Raw records:
"""

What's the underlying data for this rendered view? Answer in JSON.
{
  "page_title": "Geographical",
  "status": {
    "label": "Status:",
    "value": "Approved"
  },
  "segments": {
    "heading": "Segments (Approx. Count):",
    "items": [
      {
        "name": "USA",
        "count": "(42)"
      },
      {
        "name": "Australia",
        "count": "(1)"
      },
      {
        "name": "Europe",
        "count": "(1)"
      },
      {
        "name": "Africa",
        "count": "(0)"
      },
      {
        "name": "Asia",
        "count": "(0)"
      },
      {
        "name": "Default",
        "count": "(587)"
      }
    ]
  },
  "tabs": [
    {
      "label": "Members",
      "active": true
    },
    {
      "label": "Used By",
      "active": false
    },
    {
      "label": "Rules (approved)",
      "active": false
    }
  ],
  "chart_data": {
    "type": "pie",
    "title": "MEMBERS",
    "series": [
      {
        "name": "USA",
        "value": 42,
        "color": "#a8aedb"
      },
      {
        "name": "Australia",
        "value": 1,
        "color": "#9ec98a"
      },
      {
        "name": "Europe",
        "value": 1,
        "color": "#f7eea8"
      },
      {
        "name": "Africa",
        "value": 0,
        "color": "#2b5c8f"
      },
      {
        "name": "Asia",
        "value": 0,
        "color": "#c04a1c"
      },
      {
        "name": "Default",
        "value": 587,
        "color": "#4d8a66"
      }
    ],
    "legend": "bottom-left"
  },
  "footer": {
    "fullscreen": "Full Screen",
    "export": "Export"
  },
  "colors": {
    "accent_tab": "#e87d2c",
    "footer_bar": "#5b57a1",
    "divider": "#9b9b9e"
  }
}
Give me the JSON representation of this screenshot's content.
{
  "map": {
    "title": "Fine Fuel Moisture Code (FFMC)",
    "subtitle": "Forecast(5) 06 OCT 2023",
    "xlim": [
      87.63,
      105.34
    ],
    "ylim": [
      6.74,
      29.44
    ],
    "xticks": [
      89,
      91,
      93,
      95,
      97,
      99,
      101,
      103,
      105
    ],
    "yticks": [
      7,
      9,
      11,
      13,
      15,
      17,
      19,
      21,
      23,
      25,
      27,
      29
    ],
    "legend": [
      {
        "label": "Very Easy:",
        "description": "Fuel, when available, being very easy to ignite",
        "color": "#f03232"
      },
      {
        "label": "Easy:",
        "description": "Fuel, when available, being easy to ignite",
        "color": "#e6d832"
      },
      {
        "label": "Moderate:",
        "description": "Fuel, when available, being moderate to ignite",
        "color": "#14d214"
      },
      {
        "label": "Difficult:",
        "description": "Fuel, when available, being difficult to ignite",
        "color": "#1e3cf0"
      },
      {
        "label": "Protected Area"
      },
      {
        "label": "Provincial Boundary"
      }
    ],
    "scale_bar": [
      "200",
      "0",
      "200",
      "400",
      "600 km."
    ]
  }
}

"""

Collect from the data above every line that includes "when".

        "description": "Fuel, when available, being very easy to ignite",
        "description": "Fuel, when available, being easy to ignite",
        "description": "Fuel, when available, being moderate to ignite",
        "description": "Fuel, when available, being difficult to ignite",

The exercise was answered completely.